§ Aim of the task
Extract each line of the material that follows exactly and omit its pictures.

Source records

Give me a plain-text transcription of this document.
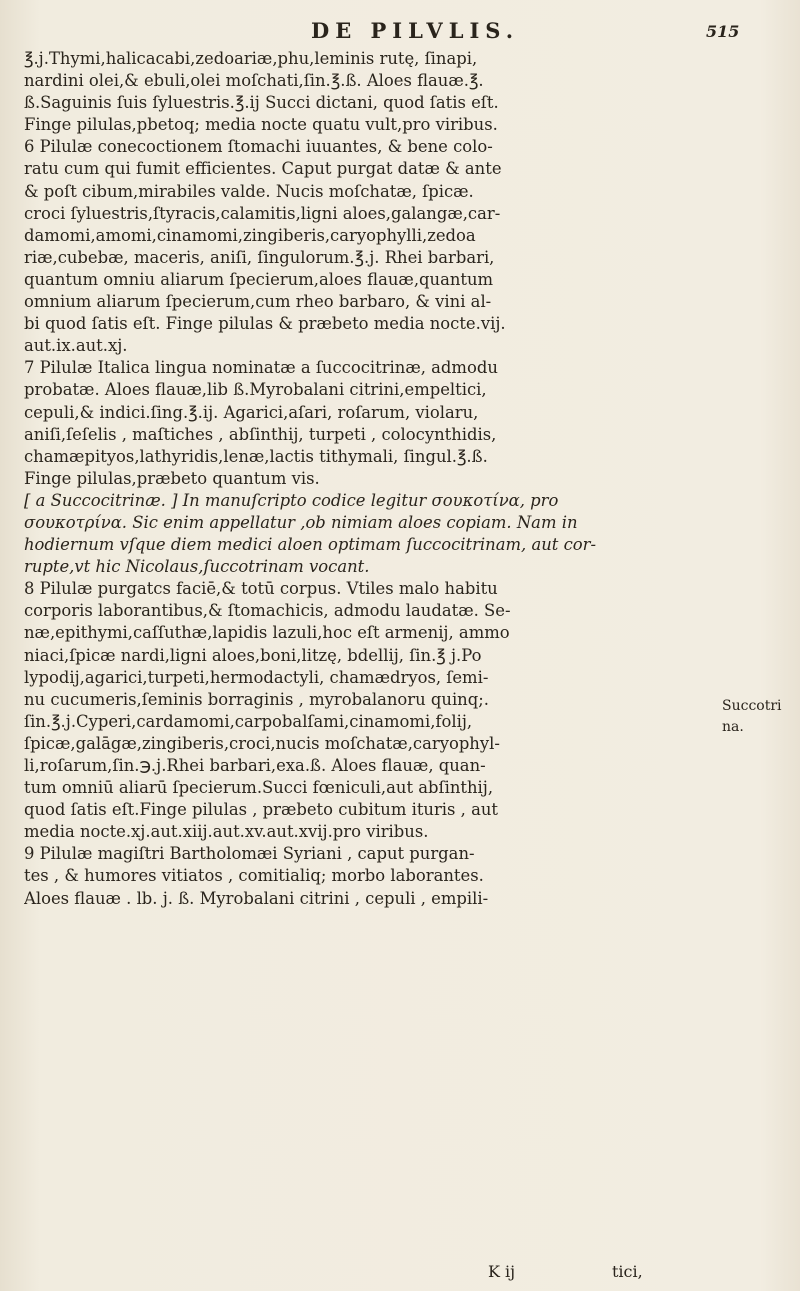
DE PILVLIS.	515
℥.j.Thymi,halicacabi,zedoariæ,phu,leminis rutę, ſinapi,
nardini olei,& ebuli,olei moſchati,ſin.℥.ß. Aloes flauæ.℥.
ß.Saguinis ſuis ſyluestris.℥.ij Succi dictani, quod ſatis eſt.
Finge pilulas,pbetoq; media nocte quatu vult,pro viribus.
6 Pilulæ conecoctionem ſtomachi iuuantes, & bene colo-
ratu cum qui fumit efficientes. Caput purgat datæ & ante
& poſt cibum,mirabiles valde. Nucis moſchatæ, ſpicæ.
croci ſyluestris,ſtyracis,calamitis,ligni aloes,galangæ,car-
damomi,amomi,cinamomi,zingiberis,caryophylli,zedoa
riæ,cubebæ, maceris, aniſi, ſingulorum.℥.j. Rhei barbari,
quantum omniu aliarum ſpecierum,aloes flauæ,quantum
omnium aliarum ſpecierum,cum rheo barbaro, & vini al-
bi quod ſatis eſt. Finge pilulas & præbeto media nocte.vij.
aut.ix.aut.xj.
7 Pilulæ Italica lingua nominatæ a ſuccocitrinæ, admodu
probatæ. Aloes flauæ,lib ß.Myrobalani citrini,empeltici,
cepuli,& indici.ſing.℥.ij. Agarici,aſari, roſarum, violaru,
aniſi,ſeſelis , maſtiches , abſinthij, turpeti , colocynthidis,
chamæpityos,lathyridis,lenæ,lactis tithymali, ſingul.℥.ß.
Finge pilulas,præbeto quantum vis.
[ a Succocitrinæ. ] In manuſcripto codice legitur σουκοτίνα, pro
σουκοτρίνα. Sic enim appellatur ,ob nimiam aloes copiam. Nam in
hodiernum vſque diem medici aloen optimam ſuccocitrinam, aut cor-
rupte,vt hic Nicolaus,ſuccotrinam vocant.
8 Pilulæ purgatcs faciē,& totū corpus. Vtiles malo habitu
corporis laborantibus,& ſtomachicis, admodu laudatæ. Se-
næ,epithymi,caſſuthæ,lapidis lazuli,hoc eſt armenij, ammo
niaci,ſpicæ nardi,ligni aloes,boni,litzę, bdellij, ſin.℥ j.Po
lypodij,agarici,turpeti,hermodactyli, chamædryos, ſemi-
nu cucumeris,ſeminis borraginis , myrobalanoru quinq;.
ſin.℥.j.Cyperi,cardamomi,carpobalſami,cinamomi,folij,
ſpicæ,galāgæ,zingiberis,croci,nucis moſchatæ,caryophyl-
li,roſarum,ſin.℈.j.Rhei barbari,exa.ß. Aloes flauæ, quan-
tum omniū aliarū ſpecierum.Succi fœniculi,aut abſinthij,
quod ſatis eſt.Finge pilulas , præbeto cubitum ituris , aut
media nocte.xj.aut.xiij.aut.xv.aut.xvij.pro viribus.
9 Pilulæ magiſtri Bartholomæi Syriani , caput purgan-
tes , & humores vitiatos , comitialiq; morbo laborantes.
Aloes flauæ . lb. j. ß. Myrobalani citrini , cepuli , empili-
Succotri
na.
K ij	tici,
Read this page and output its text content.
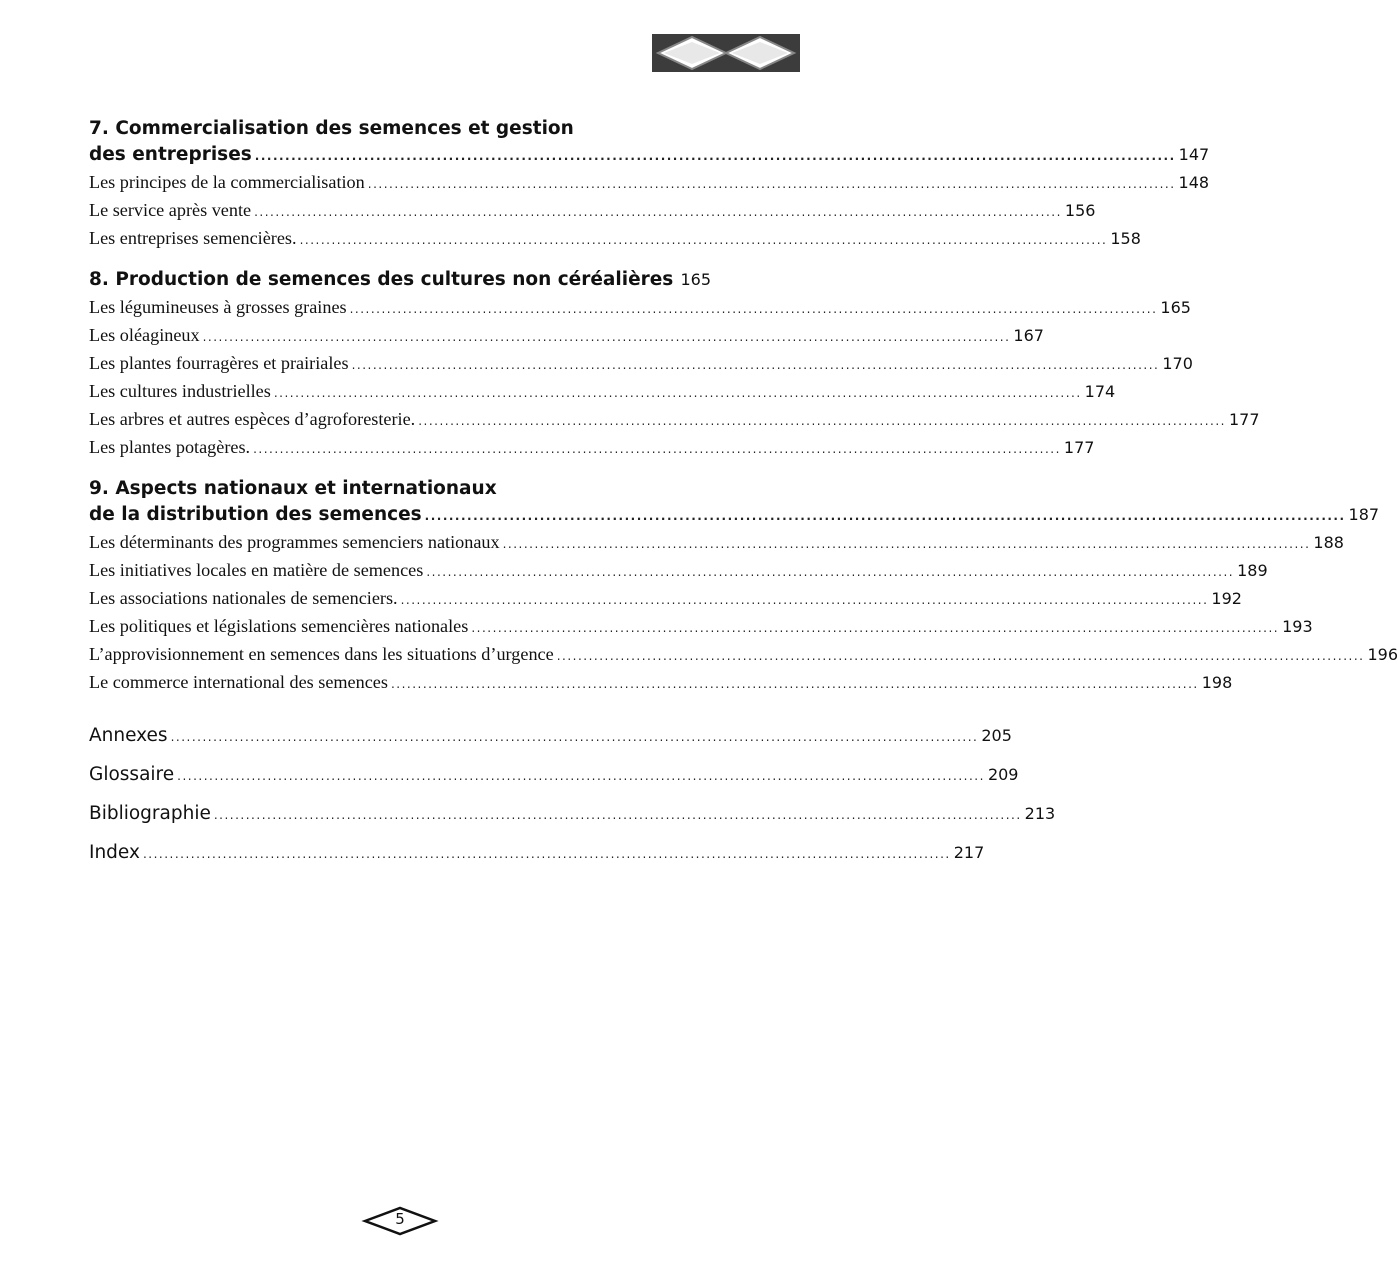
7. Commercialisation des semences et gestion
des entreprises ........................................................................................................................................................ 147
Les principes de la commercialisation ........................................................................................................................................................ 148
Le service après vente ........................................................................................................................................................ 156
Les entreprises semencières. ........................................................................................................................................................ 158
8. Production de semences des cultures non céréalières 165
Les légumineuses à grosses graines ........................................................................................................................................................ 165
Les oléagineux ........................................................................................................................................................ 167
Les plantes fourragères et prairiales ........................................................................................................................................................ 170
Les cultures industrielles ........................................................................................................................................................ 174
Les arbres et autres espèces d’agroforesterie. ........................................................................................................................................................ 177
Les plantes potagères. ........................................................................................................................................................ 177
9. Aspects nationaux et internationaux
de la distribution des semences ........................................................................................................................................................ 187
Les déterminants des programmes semenciers nationaux ........................................................................................................................................................ 188
Les initiatives locales en matière de semences ........................................................................................................................................................ 189
Les associations nationales de semenciers. ........................................................................................................................................................ 192
Les politiques et législations semencières nationales ........................................................................................................................................................ 193
L’approvisionnement en semences dans les situations d’urgence ........................................................................................................................................................ 196
Le commerce international des semences ........................................................................................................................................................ 198
Annexes ........................................................................................................................................................ 205
Glossaire ........................................................................................................................................................ 209
Bibliographie ........................................................................................................................................................ 213
Index ........................................................................................................................................................ 217
5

§ Response
Give me a plain-text transcription of this document.
DE PILVLIS.	515
℥.j.Thymi,halicacabi,zedoariæ,phu,leminis rutę, ſinapi,
nardini olei,& ebuli,olei moſchati,ſin.℥.ß. Aloes flauæ.℥.
ß.Saguinis ſuis ſyluestris.℥.ij Succi dictani, quod ſatis eſt.
Finge pilulas,pbetoq; media nocte quatu vult,pro viribus.
6 Pilulæ conecoctionem ſtomachi iuuantes, & bene colo-
ratu cum qui fumit efficientes. Caput purgat datæ & ante
& poſt cibum,mirabiles valde. Nucis moſchatæ, ſpicæ.
croci ſyluestris,ſtyracis,calamitis,ligni aloes,galangæ,car-
damomi,amomi,cinamomi,zingiberis,caryophylli,zedoa
riæ,cubebæ, maceris, aniſi, ſingulorum.℥.j. Rhei barbari,
quantum omniu aliarum ſpecierum,aloes flauæ,quantum
omnium aliarum ſpecierum,cum rheo barbaro, & vini al-
bi quod ſatis eſt. Finge pilulas & præbeto media nocte.vij.
aut.ix.aut.xj.
7 Pilulæ Italica lingua nominatæ a ſuccocitrinæ, admodu
probatæ. Aloes flauæ,lib ß.Myrobalani citrini,empeltici,
cepuli,& indici.ſing.℥.ij. Agarici,aſari, roſarum, violaru,
aniſi,ſeſelis , maſtiches , abſinthij, turpeti , colocynthidis,
chamæpityos,lathyridis,lenæ,lactis tithymali, ſingul.℥.ß.
Finge pilulas,præbeto quantum vis.
[ a Succocitrinæ. ] In manuſcripto codice legitur σουκοτίνα, pro
σουκοτρίνα. Sic enim appellatur ,ob nimiam aloes copiam. Nam in
hodiernum vſque diem medici aloen optimam ſuccocitrinam, aut cor-
rupte,vt hic Nicolaus,ſuccotrinam vocant.
8 Pilulæ purgatcs faciē,& totū corpus. Vtiles malo habitu
corporis laborantibus,& ſtomachicis, admodu laudatæ. Se-
næ,epithymi,caſſuthæ,lapidis lazuli,hoc eſt armenij, ammo
niaci,ſpicæ nardi,ligni aloes,boni,litzę, bdellij, ſin.℥ j.Po
lypodij,agarici,turpeti,hermodactyli, chamædryos, ſemi-
nu cucumeris,ſeminis borraginis , myrobalanoru quinq;.
ſin.℥.j.Cyperi,cardamomi,carpobalſami,cinamomi,folij,
ſpicæ,galāgæ,zingiberis,croci,nucis moſchatæ,caryophyl-
li,roſarum,ſin.℈.j.Rhei barbari,exa.ß. Aloes flauæ, quan-
tum omniū aliarū ſpecierum.Succi fœniculi,aut abſinthij,
quod ſatis eſt.Finge pilulas , præbeto cubitum ituris , aut
media nocte.xj.aut.xiij.aut.xv.aut.xvij.pro viribus.
9 Pilulæ magiſtri Bartholomæi Syriani , caput purgan-
tes , & humores vitiatos , comitialiq; morbo laborantes.
Aloes flauæ . lb. j. ß. Myrobalani citrini , cepuli , empili-
Succotri
na.
K ij	tici,
Read this page and output its text content.
7. Commercialisation des semences et gestion
des entreprises ........................................................................................................................................................ 147
Les principes de la commercialisation ........................................................................................................................................................ 148
Le service après vente ........................................................................................................................................................ 156
Les entreprises semencières. ........................................................................................................................................................ 158
8. Production de semences des cultures non céréalières 165
Les légumineuses à grosses graines ........................................................................................................................................................ 165
Les oléagineux ........................................................................................................................................................ 167
Les plantes fourragères et prairiales ........................................................................................................................................................ 170
Les cultures industrielles ........................................................................................................................................................ 174
Les arbres et autres espèces d’agroforesterie. ........................................................................................................................................................ 177
Les plantes potagères. ........................................................................................................................................................ 177
9. Aspects nationaux et internationaux
de la distribution des semences ........................................................................................................................................................ 187
Les déterminants des programmes semenciers nationaux ........................................................................................................................................................ 188
Les initiatives locales en matière de semences ........................................................................................................................................................ 189
Les associations nationales de semenciers. ........................................................................................................................................................ 192
Les politiques et législations semencières nationales ........................................................................................................................................................ 193
L’approvisionnement en semences dans les situations d’urgence ........................................................................................................................................................ 196
Le commerce international des semences ........................................................................................................................................................ 198
Annexes ........................................................................................................................................................ 205
Glossaire ........................................................................................................................................................ 209
Bibliographie ........................................................................................................................................................ 213
Index ........................................................................................................................................................ 217
5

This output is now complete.